Begin Input data

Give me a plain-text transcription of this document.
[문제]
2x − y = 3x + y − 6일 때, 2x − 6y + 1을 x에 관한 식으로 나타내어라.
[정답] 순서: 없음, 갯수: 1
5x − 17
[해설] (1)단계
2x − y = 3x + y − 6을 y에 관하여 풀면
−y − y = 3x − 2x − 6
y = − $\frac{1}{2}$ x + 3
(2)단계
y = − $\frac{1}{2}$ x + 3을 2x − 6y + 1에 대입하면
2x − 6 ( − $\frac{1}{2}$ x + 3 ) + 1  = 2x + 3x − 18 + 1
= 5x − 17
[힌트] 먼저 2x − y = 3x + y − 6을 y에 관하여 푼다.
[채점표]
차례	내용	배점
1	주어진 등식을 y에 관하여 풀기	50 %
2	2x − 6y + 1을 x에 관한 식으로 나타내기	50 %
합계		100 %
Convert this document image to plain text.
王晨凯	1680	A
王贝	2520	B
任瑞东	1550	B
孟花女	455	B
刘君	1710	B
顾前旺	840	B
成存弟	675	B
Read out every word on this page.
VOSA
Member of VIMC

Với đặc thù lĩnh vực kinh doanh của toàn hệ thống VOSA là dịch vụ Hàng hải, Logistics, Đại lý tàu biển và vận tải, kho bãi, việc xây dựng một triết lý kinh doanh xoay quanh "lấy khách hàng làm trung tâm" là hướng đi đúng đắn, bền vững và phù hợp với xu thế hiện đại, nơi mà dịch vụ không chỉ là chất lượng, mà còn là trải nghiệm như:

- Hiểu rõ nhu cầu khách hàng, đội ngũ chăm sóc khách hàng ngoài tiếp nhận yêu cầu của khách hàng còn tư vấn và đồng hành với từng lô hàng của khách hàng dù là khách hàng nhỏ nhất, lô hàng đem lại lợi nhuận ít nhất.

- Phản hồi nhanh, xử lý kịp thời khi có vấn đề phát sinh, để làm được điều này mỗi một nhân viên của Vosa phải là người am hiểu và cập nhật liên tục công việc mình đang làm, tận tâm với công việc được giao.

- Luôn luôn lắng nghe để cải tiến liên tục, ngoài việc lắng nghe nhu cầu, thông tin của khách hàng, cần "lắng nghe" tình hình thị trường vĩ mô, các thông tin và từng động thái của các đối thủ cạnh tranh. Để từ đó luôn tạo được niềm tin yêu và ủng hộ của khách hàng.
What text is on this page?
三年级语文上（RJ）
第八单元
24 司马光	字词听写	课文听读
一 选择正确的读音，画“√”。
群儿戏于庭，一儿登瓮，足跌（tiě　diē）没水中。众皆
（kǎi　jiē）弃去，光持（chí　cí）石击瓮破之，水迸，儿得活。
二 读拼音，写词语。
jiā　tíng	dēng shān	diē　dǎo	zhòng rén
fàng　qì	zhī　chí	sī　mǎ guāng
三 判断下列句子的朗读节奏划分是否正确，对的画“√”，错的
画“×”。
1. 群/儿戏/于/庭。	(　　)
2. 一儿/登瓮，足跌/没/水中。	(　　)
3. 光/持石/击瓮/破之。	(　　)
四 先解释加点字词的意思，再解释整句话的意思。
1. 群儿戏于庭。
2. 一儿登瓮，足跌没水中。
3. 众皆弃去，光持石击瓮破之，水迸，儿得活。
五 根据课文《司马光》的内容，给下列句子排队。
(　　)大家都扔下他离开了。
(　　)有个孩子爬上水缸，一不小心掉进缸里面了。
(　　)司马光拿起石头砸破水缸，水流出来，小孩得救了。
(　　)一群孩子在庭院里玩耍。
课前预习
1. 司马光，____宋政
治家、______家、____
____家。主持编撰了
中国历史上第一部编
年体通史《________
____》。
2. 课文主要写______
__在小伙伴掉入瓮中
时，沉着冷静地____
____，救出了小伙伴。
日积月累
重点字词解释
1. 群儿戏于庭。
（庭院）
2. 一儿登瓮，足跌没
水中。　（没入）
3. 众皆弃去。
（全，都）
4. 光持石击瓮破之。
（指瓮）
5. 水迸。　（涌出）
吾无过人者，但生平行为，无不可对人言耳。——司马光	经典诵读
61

End Input data

- What you need to do
Copy out every line from the one containing "Read out every word on this page." to the end of the material, both ends included.

- Answer to this problem
Read out every word on this page.
VOSA
Member of VIMC

Với đặc thù lĩnh vực kinh doanh của toàn hệ thống VOSA là dịch vụ Hàng hải, Logistics, Đại lý tàu biển và vận tải, kho bãi, việc xây dựng một triết lý kinh doanh xoay quanh "lấy khách hàng làm trung tâm" là hướng đi đúng đắn, bền vững và phù hợp với xu thế hiện đại, nơi mà dịch vụ không chỉ là chất lượng, mà còn là trải nghiệm như:

- Hiểu rõ nhu cầu khách hàng, đội ngũ chăm sóc khách hàng ngoài tiếp nhận yêu cầu của khách hàng còn tư vấn và đồng hành với từng lô hàng của khách hàng dù là khách hàng nhỏ nhất, lô hàng đem lại lợi nhuận ít nhất.

- Phản hồi nhanh, xử lý kịp thời khi có vấn đề phát sinh, để làm được điều này mỗi một nhân viên của Vosa phải là người am hiểu và cập nhật liên tục công việc mình đang làm, tận tâm với công việc được giao.

- Luôn luôn lắng nghe để cải tiến liên tục, ngoài việc lắng nghe nhu cầu, thông tin của khách hàng, cần "lắng nghe" tình hình thị trường vĩ mô, các thông tin và từng động thái của các đối thủ cạnh tranh. Để từ đó luôn tạo được niềm tin yêu và ủng hộ của khách hàng.
What text is on this page?
三年级语文上（RJ）
第八单元
24 司马光	字词听写	课文听读
一 选择正确的读音，画“√”。
群儿戏于庭，一儿登瓮，足跌（tiě　diē）没水中。众皆
（kǎi　jiē）弃去，光持（chí　cí）石击瓮破之，水迸，儿得活。
二 读拼音，写词语。
jiā　tíng	dēng shān	diē　dǎo	zhòng rén
fàng　qì	zhī　chí	sī　mǎ guāng
三 判断下列句子的朗读节奏划分是否正确，对的画“√”，错的
画“×”。
1. 群/儿戏/于/庭。	(　　)
2. 一儿/登瓮，足跌/没/水中。	(　　)
3. 光/持石/击瓮/破之。	(　　)
四 先解释加点字词的意思，再解释整句话的意思。
1. 群儿戏于庭。
2. 一儿登瓮，足跌没水中。
3. 众皆弃去，光持石击瓮破之，水迸，儿得活。
五 根据课文《司马光》的内容，给下列句子排队。
(　　)大家都扔下他离开了。
(　　)有个孩子爬上水缸，一不小心掉进缸里面了。
(　　)司马光拿起石头砸破水缸，水流出来，小孩得救了。
(　　)一群孩子在庭院里玩耍。
课前预习
1. 司马光，____宋政
治家、______家、____
____家。主持编撰了
中国历史上第一部编
年体通史《________
____》。
2. 课文主要写______
__在小伙伴掉入瓮中
时，沉着冷静地____
____，救出了小伙伴。
日积月累
重点字词解释
1. 群儿戏于庭。
（庭院）
2. 一儿登瓮，足跌没
水中。　（没入）
3. 众皆弃去。
（全，都）
4. 光持石击瓮破之。
（指瓮）
5. 水迸。　（涌出）
吾无过人者，但生平行为，无不可对人言耳。——司马光	经典诵读
61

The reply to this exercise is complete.